> **Written instruction**
Below are the entries; state how many of their lines contain the string "image", and nothing more.

═══ Excerpted data

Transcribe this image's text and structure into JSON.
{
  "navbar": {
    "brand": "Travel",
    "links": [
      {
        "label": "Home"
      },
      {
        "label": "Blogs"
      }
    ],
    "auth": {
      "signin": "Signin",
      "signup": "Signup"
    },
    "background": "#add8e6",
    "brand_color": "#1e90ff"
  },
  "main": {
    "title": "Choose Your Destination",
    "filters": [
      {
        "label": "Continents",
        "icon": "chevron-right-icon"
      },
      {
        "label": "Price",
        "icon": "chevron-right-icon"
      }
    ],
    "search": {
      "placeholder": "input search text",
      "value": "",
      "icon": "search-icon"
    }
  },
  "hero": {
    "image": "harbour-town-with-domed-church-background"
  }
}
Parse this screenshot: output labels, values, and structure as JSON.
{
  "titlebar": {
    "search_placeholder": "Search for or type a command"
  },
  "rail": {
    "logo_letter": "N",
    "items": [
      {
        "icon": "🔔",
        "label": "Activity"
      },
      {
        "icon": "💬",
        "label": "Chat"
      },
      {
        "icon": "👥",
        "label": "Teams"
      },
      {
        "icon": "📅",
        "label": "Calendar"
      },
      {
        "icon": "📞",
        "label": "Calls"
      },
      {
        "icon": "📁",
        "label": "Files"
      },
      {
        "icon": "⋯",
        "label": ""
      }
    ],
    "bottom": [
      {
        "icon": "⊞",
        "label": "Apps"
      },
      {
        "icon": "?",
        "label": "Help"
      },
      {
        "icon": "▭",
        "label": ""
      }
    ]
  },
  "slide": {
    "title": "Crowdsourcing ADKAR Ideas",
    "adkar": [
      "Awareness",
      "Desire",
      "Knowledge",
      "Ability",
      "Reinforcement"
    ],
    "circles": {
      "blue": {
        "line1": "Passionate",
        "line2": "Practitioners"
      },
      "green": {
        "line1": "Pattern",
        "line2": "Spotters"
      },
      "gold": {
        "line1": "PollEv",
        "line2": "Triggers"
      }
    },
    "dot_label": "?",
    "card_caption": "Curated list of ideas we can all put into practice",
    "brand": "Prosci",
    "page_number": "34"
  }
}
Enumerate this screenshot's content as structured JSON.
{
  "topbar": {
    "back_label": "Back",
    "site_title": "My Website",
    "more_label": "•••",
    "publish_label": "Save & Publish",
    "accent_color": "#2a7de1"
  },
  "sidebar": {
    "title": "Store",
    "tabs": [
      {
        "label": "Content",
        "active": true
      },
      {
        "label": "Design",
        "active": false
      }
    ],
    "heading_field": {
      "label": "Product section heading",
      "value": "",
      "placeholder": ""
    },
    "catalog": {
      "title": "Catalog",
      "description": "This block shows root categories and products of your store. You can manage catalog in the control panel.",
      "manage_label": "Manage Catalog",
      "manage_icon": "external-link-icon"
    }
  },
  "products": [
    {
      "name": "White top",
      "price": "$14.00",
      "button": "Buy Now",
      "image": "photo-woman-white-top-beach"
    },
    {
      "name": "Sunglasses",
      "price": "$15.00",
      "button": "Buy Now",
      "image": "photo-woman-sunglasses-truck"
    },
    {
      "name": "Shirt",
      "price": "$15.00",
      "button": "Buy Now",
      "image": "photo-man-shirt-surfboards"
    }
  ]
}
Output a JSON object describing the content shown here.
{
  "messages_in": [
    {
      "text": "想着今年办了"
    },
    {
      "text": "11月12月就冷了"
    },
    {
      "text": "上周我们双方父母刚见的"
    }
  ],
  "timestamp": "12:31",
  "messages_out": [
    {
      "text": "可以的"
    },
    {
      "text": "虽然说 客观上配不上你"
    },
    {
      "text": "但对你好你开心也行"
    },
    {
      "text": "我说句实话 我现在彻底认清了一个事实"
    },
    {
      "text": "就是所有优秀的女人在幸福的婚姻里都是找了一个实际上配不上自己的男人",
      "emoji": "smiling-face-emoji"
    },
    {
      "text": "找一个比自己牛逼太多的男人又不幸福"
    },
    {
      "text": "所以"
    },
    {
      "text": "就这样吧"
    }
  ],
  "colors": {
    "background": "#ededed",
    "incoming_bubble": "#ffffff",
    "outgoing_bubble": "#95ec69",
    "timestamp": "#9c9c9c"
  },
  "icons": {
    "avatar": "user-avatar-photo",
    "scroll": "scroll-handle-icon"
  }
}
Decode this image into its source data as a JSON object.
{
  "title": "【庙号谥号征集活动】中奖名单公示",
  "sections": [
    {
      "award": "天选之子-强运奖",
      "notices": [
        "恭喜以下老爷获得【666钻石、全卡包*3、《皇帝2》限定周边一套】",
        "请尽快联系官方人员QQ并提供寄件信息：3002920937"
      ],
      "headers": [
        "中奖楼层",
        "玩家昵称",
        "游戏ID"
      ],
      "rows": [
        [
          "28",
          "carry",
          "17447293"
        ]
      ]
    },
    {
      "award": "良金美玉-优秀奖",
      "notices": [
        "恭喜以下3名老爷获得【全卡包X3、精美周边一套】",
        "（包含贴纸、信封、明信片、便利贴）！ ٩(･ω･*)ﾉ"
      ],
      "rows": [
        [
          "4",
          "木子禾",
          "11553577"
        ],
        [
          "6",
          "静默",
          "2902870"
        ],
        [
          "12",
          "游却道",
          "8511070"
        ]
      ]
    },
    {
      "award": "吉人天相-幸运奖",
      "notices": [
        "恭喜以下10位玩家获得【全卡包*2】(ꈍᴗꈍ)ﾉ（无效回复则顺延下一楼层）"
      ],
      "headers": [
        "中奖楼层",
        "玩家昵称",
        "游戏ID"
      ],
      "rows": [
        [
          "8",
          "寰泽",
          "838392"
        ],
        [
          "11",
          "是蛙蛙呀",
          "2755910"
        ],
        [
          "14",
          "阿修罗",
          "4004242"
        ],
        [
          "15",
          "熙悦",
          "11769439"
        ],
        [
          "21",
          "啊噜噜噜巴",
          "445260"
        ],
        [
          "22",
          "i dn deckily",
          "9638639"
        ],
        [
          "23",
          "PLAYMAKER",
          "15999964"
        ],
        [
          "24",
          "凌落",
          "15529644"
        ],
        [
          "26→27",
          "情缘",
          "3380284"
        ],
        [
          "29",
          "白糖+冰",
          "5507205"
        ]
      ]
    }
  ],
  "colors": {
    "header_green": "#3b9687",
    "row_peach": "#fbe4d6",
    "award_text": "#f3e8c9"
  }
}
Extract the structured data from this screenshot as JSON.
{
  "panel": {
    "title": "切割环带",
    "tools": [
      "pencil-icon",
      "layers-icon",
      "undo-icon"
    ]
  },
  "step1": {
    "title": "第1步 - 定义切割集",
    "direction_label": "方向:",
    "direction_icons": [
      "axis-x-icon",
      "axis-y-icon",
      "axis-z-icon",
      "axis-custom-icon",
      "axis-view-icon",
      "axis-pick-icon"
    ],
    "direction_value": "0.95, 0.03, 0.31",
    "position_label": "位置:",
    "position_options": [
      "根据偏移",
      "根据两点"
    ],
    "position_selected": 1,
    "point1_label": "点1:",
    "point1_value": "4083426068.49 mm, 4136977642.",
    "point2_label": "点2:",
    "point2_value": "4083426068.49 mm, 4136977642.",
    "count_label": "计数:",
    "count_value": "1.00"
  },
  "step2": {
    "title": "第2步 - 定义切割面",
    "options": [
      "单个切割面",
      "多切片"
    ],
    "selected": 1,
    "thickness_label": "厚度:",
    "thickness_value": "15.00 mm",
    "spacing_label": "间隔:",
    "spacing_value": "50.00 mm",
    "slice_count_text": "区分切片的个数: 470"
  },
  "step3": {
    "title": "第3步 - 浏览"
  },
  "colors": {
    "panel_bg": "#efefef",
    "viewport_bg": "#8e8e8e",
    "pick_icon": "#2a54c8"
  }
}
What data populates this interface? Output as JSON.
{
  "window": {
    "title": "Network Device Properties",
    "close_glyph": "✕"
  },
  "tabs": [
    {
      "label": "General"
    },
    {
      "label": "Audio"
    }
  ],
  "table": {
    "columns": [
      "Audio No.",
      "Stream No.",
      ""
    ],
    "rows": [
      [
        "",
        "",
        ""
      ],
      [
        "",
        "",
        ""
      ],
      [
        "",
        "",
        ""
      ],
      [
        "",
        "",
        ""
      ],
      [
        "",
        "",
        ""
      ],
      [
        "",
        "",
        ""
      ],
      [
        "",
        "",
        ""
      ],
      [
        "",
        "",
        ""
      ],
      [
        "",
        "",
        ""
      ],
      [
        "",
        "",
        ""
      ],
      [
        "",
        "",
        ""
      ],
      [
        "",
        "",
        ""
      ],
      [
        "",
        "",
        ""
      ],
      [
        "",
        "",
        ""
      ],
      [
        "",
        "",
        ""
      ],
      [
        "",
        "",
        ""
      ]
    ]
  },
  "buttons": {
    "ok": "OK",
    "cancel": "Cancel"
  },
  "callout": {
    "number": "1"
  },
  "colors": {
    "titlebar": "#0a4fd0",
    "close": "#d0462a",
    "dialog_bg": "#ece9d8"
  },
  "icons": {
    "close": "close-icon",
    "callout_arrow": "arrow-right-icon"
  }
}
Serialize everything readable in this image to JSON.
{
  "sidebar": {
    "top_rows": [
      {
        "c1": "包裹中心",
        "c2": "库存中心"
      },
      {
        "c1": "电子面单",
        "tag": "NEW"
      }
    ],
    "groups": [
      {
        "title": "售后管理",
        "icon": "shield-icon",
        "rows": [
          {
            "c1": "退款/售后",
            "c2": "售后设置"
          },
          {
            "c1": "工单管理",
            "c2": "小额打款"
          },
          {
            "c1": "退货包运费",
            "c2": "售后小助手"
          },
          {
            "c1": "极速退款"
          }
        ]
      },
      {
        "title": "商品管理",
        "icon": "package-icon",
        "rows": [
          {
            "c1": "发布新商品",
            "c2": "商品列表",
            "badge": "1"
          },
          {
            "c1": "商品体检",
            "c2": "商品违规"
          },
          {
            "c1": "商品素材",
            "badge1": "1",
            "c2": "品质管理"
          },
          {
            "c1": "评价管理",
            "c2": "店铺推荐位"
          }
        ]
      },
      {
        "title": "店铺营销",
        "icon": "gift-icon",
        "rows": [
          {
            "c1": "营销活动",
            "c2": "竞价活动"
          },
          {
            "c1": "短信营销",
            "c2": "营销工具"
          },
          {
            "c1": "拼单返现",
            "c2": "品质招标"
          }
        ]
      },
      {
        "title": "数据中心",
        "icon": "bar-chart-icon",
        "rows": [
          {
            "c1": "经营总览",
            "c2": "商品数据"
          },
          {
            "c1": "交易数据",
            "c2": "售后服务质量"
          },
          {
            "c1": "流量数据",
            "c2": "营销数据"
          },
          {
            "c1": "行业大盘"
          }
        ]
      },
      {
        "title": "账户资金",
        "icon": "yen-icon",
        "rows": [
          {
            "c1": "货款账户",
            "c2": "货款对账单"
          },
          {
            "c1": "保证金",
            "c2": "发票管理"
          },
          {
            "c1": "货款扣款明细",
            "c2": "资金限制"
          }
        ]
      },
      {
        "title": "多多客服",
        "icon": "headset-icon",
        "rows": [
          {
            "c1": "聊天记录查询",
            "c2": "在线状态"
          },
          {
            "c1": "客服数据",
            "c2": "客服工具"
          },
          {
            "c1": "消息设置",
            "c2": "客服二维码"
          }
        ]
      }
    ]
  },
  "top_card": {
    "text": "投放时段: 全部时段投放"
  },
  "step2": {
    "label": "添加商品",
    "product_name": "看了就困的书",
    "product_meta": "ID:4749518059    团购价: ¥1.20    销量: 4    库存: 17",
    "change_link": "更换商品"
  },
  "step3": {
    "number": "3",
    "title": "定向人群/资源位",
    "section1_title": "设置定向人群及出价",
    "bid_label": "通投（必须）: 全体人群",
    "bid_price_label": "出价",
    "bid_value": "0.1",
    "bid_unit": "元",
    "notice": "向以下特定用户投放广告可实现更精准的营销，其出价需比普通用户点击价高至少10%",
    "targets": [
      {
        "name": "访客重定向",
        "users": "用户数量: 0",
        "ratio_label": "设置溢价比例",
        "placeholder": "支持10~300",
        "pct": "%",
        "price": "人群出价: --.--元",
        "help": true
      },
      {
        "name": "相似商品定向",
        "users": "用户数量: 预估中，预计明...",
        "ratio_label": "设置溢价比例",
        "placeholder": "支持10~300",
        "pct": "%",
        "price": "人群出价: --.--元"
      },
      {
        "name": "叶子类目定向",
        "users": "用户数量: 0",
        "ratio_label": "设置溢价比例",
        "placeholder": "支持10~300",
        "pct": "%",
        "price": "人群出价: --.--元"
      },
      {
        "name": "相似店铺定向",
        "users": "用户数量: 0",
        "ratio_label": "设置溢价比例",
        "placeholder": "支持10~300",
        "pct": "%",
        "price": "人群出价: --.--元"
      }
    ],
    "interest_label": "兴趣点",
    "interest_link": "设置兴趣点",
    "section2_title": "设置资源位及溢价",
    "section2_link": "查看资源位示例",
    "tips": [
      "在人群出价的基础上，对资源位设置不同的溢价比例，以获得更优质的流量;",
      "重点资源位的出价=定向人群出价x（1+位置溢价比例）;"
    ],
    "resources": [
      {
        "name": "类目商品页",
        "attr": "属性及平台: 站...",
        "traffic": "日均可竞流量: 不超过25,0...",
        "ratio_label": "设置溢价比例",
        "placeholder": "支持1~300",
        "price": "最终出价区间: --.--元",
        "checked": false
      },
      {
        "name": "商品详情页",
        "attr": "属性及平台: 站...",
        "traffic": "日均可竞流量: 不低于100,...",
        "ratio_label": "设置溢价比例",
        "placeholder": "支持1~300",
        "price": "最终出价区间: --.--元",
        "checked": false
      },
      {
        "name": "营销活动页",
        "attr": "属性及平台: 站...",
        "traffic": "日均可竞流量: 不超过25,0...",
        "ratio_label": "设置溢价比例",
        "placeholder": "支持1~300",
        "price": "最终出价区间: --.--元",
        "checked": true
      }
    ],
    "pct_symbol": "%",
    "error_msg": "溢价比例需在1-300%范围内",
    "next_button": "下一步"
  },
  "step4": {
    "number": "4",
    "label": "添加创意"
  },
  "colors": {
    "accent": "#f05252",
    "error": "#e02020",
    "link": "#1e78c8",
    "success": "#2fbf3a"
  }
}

══════

> **Answer in full**
7